Extracted records
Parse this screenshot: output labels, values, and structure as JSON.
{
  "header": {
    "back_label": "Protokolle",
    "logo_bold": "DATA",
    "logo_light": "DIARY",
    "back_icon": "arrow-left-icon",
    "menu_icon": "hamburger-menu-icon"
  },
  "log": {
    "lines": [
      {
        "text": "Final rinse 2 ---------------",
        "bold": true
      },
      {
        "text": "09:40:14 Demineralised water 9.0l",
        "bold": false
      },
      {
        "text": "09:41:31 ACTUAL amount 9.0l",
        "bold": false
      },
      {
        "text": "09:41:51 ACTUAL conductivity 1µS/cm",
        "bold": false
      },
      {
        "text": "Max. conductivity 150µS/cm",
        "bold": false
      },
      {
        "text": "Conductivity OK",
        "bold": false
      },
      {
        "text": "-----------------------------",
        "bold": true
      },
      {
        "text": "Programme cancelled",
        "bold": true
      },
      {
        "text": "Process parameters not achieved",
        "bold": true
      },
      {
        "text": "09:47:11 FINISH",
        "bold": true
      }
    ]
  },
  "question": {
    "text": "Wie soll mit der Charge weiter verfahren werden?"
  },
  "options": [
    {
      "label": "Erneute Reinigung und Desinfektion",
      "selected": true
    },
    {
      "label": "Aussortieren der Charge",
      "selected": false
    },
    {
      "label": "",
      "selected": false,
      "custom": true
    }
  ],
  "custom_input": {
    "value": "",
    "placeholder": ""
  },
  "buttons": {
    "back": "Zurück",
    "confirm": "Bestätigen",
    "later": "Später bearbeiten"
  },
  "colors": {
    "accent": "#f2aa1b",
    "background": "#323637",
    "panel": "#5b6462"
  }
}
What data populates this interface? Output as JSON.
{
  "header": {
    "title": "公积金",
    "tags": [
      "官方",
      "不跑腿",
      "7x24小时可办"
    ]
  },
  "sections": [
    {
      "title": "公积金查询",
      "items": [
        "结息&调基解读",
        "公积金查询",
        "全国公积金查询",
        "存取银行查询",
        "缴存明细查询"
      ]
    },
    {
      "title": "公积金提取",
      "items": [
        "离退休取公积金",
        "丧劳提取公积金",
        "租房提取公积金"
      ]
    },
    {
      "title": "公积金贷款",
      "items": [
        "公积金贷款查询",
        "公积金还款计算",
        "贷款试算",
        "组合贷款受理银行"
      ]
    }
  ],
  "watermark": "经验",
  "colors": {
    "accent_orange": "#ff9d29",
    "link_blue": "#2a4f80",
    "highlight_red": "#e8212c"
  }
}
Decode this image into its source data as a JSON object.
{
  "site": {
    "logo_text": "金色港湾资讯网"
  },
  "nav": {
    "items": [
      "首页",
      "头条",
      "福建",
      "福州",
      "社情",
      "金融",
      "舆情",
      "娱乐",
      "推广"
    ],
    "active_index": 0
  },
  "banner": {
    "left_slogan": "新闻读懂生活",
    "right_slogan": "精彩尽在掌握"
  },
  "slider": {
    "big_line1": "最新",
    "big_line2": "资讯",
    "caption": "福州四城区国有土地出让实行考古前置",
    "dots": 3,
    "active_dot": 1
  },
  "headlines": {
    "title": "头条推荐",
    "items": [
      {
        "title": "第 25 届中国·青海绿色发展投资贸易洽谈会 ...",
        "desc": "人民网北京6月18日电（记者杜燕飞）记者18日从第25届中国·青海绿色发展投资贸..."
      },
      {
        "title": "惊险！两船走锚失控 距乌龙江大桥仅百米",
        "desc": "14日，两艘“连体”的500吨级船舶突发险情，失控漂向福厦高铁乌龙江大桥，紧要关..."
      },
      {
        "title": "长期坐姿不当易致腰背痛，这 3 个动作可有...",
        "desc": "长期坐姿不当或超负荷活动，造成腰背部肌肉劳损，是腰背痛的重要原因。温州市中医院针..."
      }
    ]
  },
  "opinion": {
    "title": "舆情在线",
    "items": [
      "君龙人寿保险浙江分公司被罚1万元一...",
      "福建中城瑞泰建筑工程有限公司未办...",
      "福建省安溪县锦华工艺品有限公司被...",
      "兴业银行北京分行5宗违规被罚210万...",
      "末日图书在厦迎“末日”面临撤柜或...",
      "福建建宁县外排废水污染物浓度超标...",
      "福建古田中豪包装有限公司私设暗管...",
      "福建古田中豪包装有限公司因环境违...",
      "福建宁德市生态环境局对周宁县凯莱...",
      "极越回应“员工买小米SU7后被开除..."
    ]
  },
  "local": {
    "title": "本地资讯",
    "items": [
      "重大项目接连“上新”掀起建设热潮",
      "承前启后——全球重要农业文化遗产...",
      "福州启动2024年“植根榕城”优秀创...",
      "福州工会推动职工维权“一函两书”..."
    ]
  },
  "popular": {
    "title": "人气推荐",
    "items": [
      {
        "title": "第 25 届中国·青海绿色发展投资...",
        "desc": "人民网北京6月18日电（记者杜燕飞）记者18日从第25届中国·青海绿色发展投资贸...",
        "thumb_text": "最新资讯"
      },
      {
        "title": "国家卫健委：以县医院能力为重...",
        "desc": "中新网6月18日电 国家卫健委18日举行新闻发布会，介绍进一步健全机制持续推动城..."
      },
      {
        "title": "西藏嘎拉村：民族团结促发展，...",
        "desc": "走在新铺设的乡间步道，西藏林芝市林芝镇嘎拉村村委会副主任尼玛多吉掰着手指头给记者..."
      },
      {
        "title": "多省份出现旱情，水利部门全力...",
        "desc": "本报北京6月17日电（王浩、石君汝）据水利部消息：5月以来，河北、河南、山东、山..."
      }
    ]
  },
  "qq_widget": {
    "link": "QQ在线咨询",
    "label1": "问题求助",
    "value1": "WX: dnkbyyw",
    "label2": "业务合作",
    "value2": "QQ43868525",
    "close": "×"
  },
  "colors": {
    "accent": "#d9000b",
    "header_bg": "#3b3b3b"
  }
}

Given exercise.
In the records above, how many lines include "ACTUAL"? Give that number and nothing more.

Final result.
2